PROBLEM DESCRIPTION:
Answer these questions from the interview transcript below:
1. What title did the speaker decide to use in practice?
2. Which two areas of law does the speaker practice?
3. What does Nicolle say she keeps at her desk to use with clients?

DOCUMENT SEGMENT:
* Start *

I believe in crystals, I believe in energy, I believe in positive thinking, I believe in mindfulness, and why was it, why could I have this whole part of my life over here, but when I'm a lawyer, I have to close the door on that. It didn't seem real. And I didn't think, I didn't believe that I was actually authentically doing the best work that I could do if I wasn't embracing who I was as a whole.
And so I decided to call myself the transformational lawyer, because I really felt the transformation is crucial and sort of my tagline is, transition, transform, transcend, being when you come to me you in some kind of transition. I'm a family lawyer so - and a fertility lawyer, so if you're coming to me, there's some transition happening in your life, you're either separating, you either want to start a family, there's a transition happening, and you need assistance with that transition. So accept you're in transition, and then hopefully through the process that you work with me you're going to transform, you're going to become, something's going to happen. And by the end of your work with me, I want you to transcend. I want you to be a better version of who you were when you started the transition. And I believe that is really the philosophy that I wanted to embrace in my practice, in the transformational whole umbrella. Transition, transform, transcend. And I could only do that when I finally accepted, yeah, there's a crazy, quirky, eccentric part of me but hey, that's me. And I'm not going to pretend it doesn't exist.
Geraldine 13:56
That quirky part of you? Was that the spiritual side that was prepared to see the lawyer as some sort of a midwife or guide to your clients. What was that quirky part of you that you were trying to bring into your practice? Because it doesn't sound so quirky to me? It sounds perfectly sensible.
Nicolle 14:18
Now that you say it's like, no, I shouldn't actually demean myself by saying quirky, because quirky is sort of like, ooh she's odd, you know, but I think what I want people to understand is that embrace your eccentricities, because that's what makes you who you are.
Geraldine 14:37
Yeah.
Nicolle 14:38
And I think, I mean, I'm sitting right here at my desk, I've got, I've got cards that I'll do with my clients, hey, let's just quickly pull a card, see what it says, you know, like.
Geraldine 14:50
Oh, that's wonderful.
Nicolle 14:51
I do different things.
Geraldine 14:53
Yeah.
Nicolle 14:54
And because they make me feel happy. Sometimes they might be nonsense, sometimes they're really accurate, you know.
Geraldine 15:00
Yeah.

* End *

GIVEN INFORMATION:
* Start *

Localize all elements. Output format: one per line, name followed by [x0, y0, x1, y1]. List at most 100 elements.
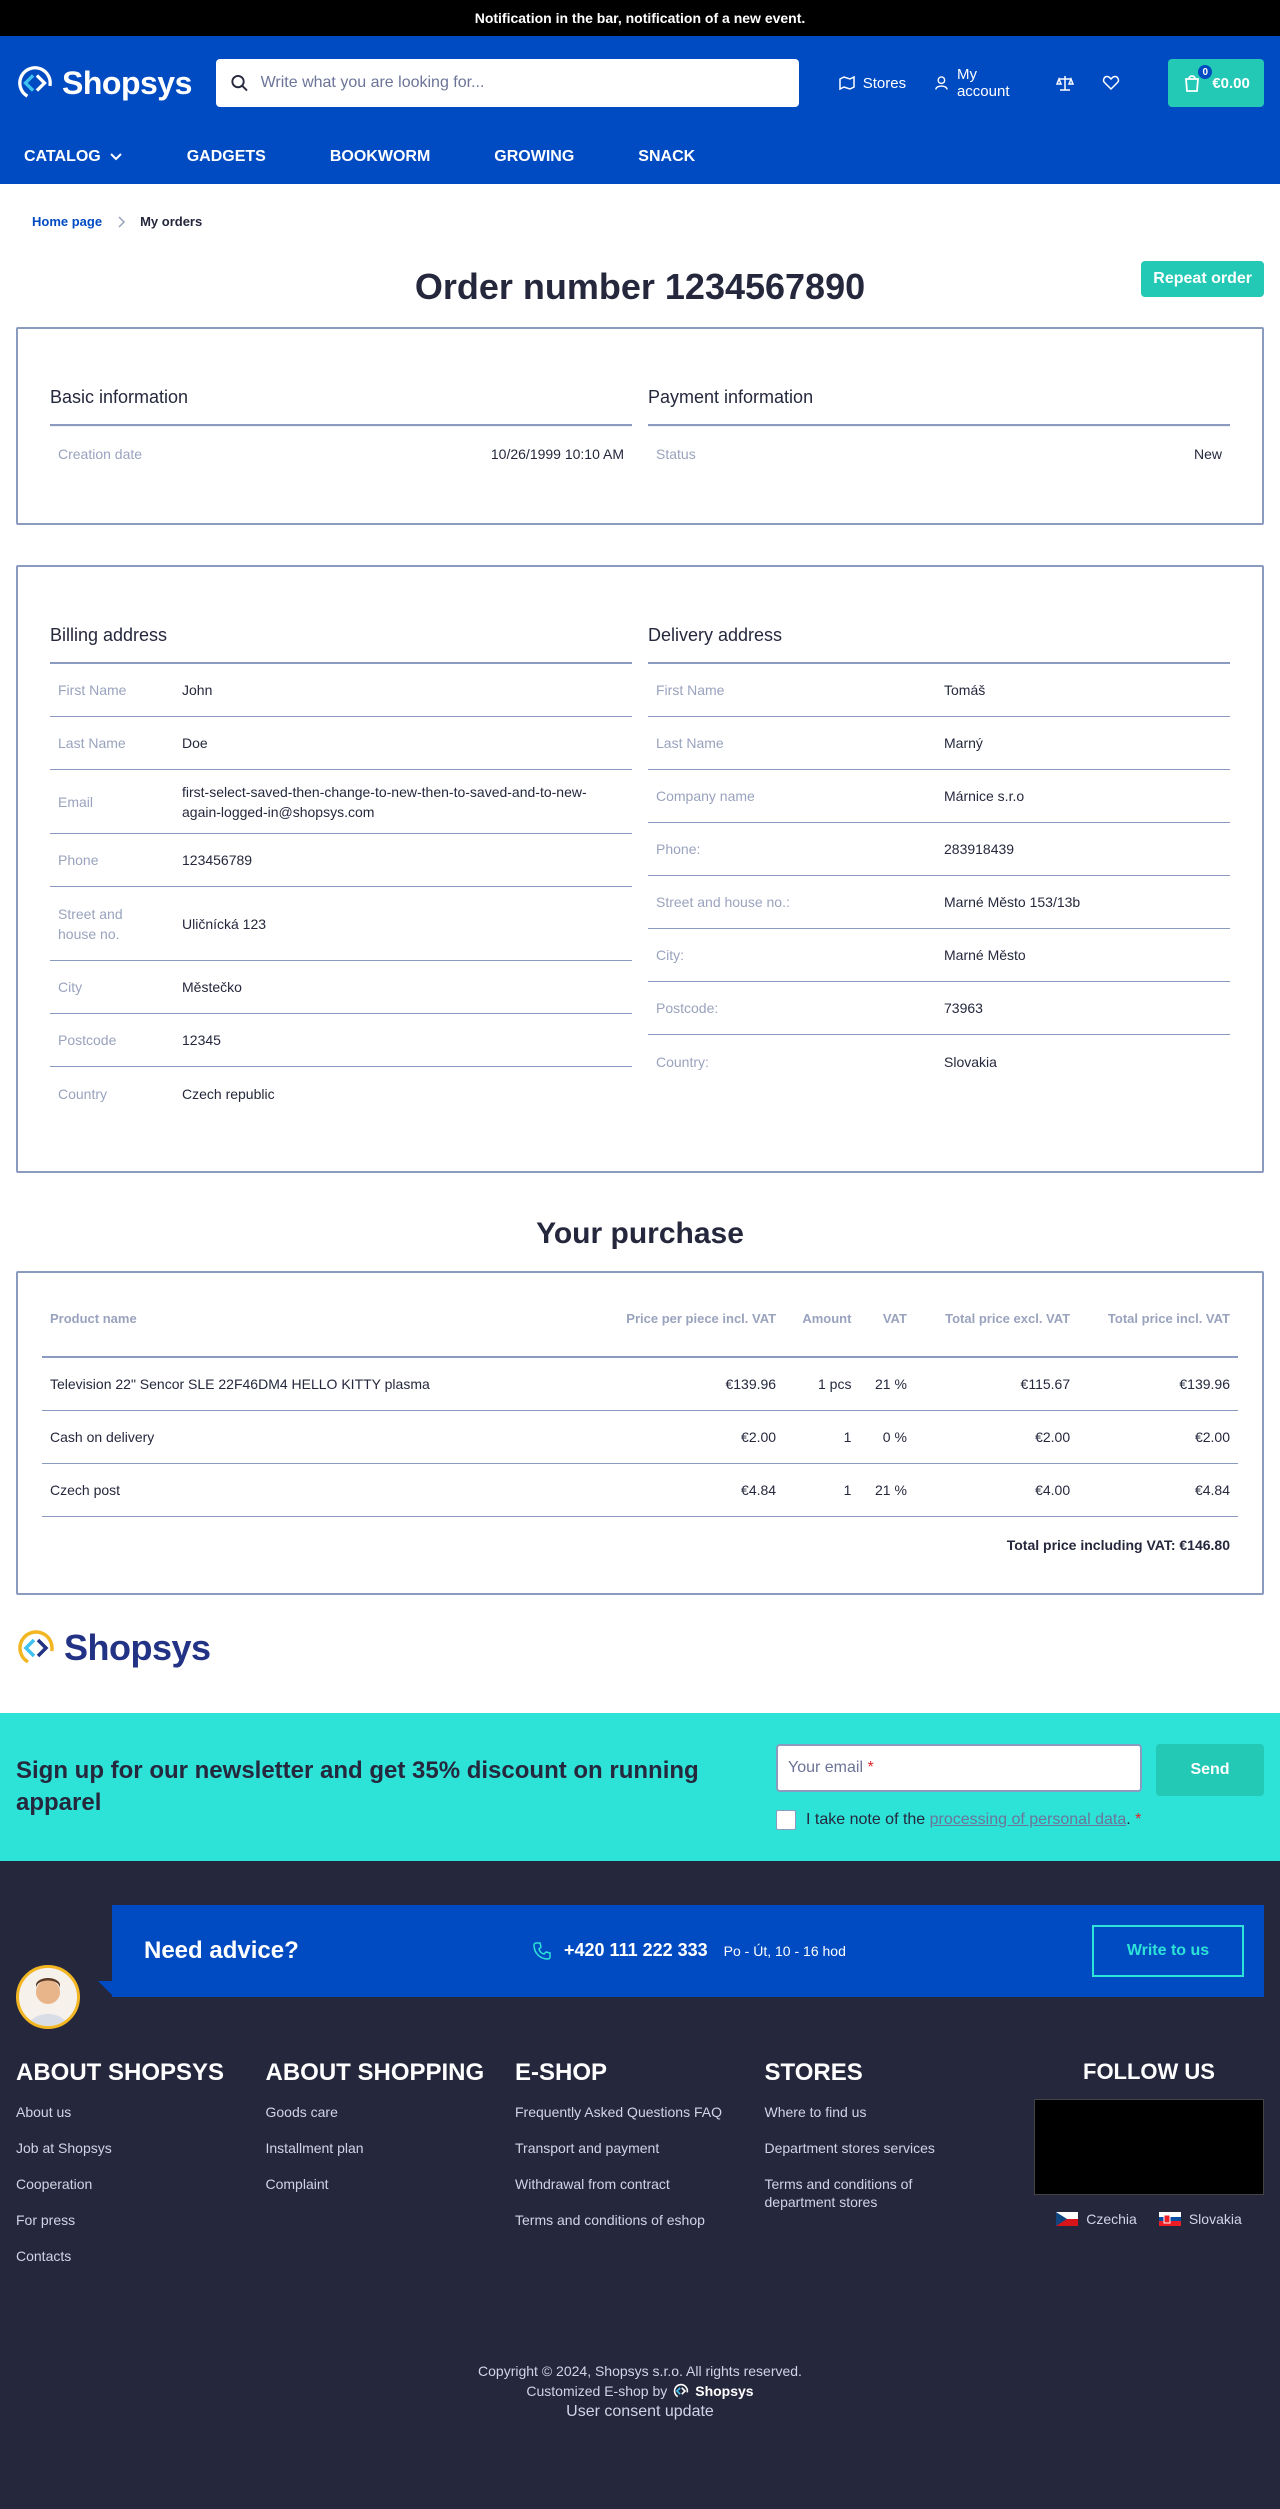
nav-catalog-label: Catalog — [24, 148, 101, 165]
creation-date-value: 10/26/1999 10:10 AM — [490, 445, 624, 462]
cell-amount: 1 pcs — [784, 1357, 860, 1411]
nav-catalog[interactable]: Catalog — [24, 148, 123, 166]
newsletter-section: Sign up for our newsletter and get 35% d… — [0, 1712, 1280, 1861]
copyright-block: Copyright © 2024, Shopsys s.r.o. All rig… — [0, 2361, 1280, 2422]
copyright-text: Copyright © 2024, Shopsys s.r.o. All rig… — [478, 2362, 802, 2379]
repeat-order-button[interactable]: Repeat order — [1141, 261, 1264, 297]
lang-slovakia[interactable]: Slovakia — [1158, 2211, 1242, 2227]
billing-row: First Name John — [50, 664, 632, 717]
delivery-row: City: Marné Město — [648, 929, 1230, 982]
heart-icon — [1103, 75, 1120, 91]
consent-row: I take note of the processing of persona… — [776, 1809, 1264, 1830]
total-price: Total price including VAT: €146.80 — [1006, 1536, 1230, 1553]
consent-update-link[interactable]: User consent update — [566, 2403, 714, 2420]
footer-link[interactable]: Cooperation — [16, 2175, 266, 2193]
advice-title: Need advice? — [144, 1936, 299, 1964]
footer-link[interactable]: Job at Shopsys — [16, 2139, 266, 2157]
footer-link[interactable]: Frequently Asked Questions FAQ — [515, 2103, 765, 2121]
delivery-key: City: — [656, 947, 684, 963]
footer-link[interactable]: Where to find us — [765, 2103, 1015, 2121]
follow-us: Follow us Czechia Slovakia — [1034, 2059, 1264, 2283]
account-link[interactable]: My account — [934, 66, 1028, 100]
cell-vat: 21 % — [859, 1463, 915, 1517]
wishlist-link[interactable] — [1102, 74, 1120, 92]
footer-link[interactable]: Department stores services — [765, 2139, 1015, 2157]
cell-product-name: Czech post — [42, 1463, 593, 1517]
delivery-value: 283918439 — [944, 841, 1015, 857]
required-mark: * — [867, 1758, 874, 1776]
nav-bookworm[interactable]: Bookworm — [330, 148, 430, 166]
billing-value: Czech republic — [182, 1085, 275, 1102]
privacy-link[interactable]: processing of personal data — [930, 1811, 1127, 1828]
footer-link[interactable]: Terms and conditions of department store… — [765, 2175, 965, 2211]
newsletter-send-button[interactable]: Send — [1156, 1743, 1264, 1796]
newsletter-email-input[interactable]: Your email * — [776, 1743, 1142, 1792]
billing-value: Městečko — [182, 979, 242, 995]
billing-title: Billing address — [50, 625, 632, 664]
compare-link[interactable] — [1056, 74, 1075, 92]
nav-snack[interactable]: Snack — [638, 148, 695, 166]
cell-product-name: Cash on delivery — [42, 1410, 593, 1464]
search-box[interactable] — [215, 59, 799, 107]
billing-row: Last Name Doe — [50, 717, 632, 770]
footer-link[interactable]: Installment plan — [266, 2139, 516, 2157]
billing-value: Uličnícká 123 — [182, 915, 267, 932]
billing-key: Postcode — [58, 1032, 117, 1048]
status-value: New — [1193, 445, 1222, 462]
delivery-key: Company name — [656, 788, 755, 804]
delivery-value: Tomáš — [944, 682, 986, 698]
social-embed[interactable] — [1034, 2098, 1264, 2195]
delivery-title: Delivery address — [648, 625, 1230, 664]
delivery-value: Marné Město — [944, 947, 1026, 963]
delivery-row: Country: Slovakia — [648, 1035, 1230, 1088]
logo[interactable]: Shopsys — [16, 64, 200, 102]
cell-price: €4.84 — [592, 1463, 785, 1517]
newsletter-form: Your email * Send I take note of the pro… — [776, 1743, 1264, 1830]
billing-value: first-select-saved-then-change-to-new-th… — [182, 783, 587, 820]
nav-growing[interactable]: Growing — [494, 148, 574, 166]
footer-link[interactable]: Complaint — [266, 2175, 516, 2193]
cell-price: €2.00 — [592, 1410, 785, 1464]
footer-col-eshop: E-shop Frequently Asked Questions FAQ Tr… — [515, 2059, 765, 2283]
table-row: Czech post €4.84 1 21 % €4.00 €4.84 — [42, 1463, 1238, 1517]
cell-amount: 1 — [784, 1463, 860, 1517]
customized-by: Customized E-shop by Shopsys — [0, 2381, 1280, 2401]
footer-link[interactable]: About us — [16, 2103, 266, 2121]
cell-price: €139.96 — [592, 1357, 785, 1411]
language-switcher: Czechia Slovakia — [1034, 2211, 1264, 2227]
bottom-logo[interactable]: Shopsys — [16, 1625, 1280, 1671]
write-to-us-button[interactable]: Write to us — [1092, 1924, 1244, 1977]
breadcrumb-current: My orders — [140, 214, 203, 229]
required-mark: * — [1135, 1810, 1142, 1828]
delivery-key: Country: — [656, 1053, 709, 1070]
footer-link[interactable]: Withdrawal from contract — [515, 2175, 765, 2193]
phone-number[interactable]: +420 111 222 333 — [564, 1940, 708, 1961]
consent-checkbox[interactable] — [776, 1809, 796, 1830]
scales-icon — [1056, 76, 1075, 91]
email-placeholder: Your email — [788, 1758, 864, 1776]
stores-link[interactable]: Stores — [838, 75, 906, 92]
billing-key: Phone — [58, 852, 99, 868]
footer-link[interactable]: Contacts — [16, 2247, 266, 2265]
footer-link[interactable]: Transport and payment — [515, 2139, 765, 2157]
billing-row: Postcode 12345 — [50, 1014, 632, 1067]
footer-link[interactable]: Goods care — [266, 2103, 516, 2121]
account-label: My account — [956, 66, 1010, 100]
billing-row: Street and house no. Uličnícká 123 — [50, 887, 632, 961]
footer-link[interactable]: For press — [16, 2211, 266, 2229]
lang-czechia[interactable]: Czechia — [1056, 2211, 1137, 2227]
cell-product-name: Television 22" Sencor SLE 22F46DM4 HELLO… — [42, 1357, 593, 1411]
creation-date-label: Creation date — [58, 445, 143, 462]
cart-button[interactable]: 0 €0.00 — [1168, 59, 1264, 107]
nav-gadgets[interactable]: Gadgets — [187, 148, 266, 166]
search-input[interactable] — [260, 74, 785, 92]
delivery-key: Last Name — [656, 735, 724, 751]
breadcrumb-home[interactable]: Home page — [32, 214, 102, 229]
col-vat: VAT — [859, 1281, 915, 1358]
billing-row: City Městečko — [50, 961, 632, 1014]
cell-total-excl: €4.00 — [914, 1463, 1079, 1517]
footer-link[interactable]: Terms and conditions of eshop — [515, 2211, 765, 2229]
billing-row: Country Czech republic — [50, 1067, 632, 1120]
footer-col-stores: Stores Where to find us Department store… — [765, 2059, 1015, 2283]
col-total-incl-vat: Total price incl. VAT — [1078, 1281, 1238, 1358]
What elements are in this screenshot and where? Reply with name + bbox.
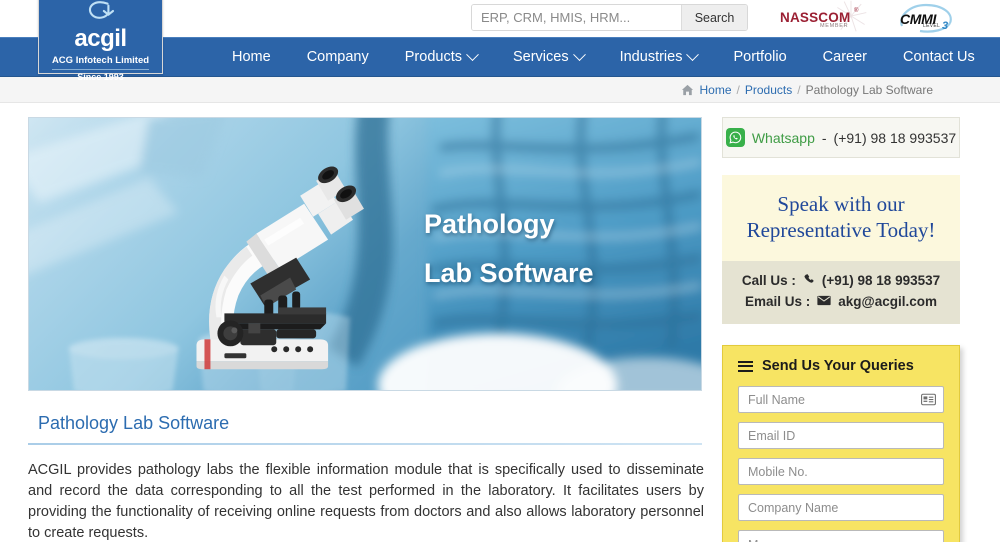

* End *

EXERCISE OUTPUT:
1. The transformational lawyer
2. Family law and fertility law
3. Cards she can pull with her clients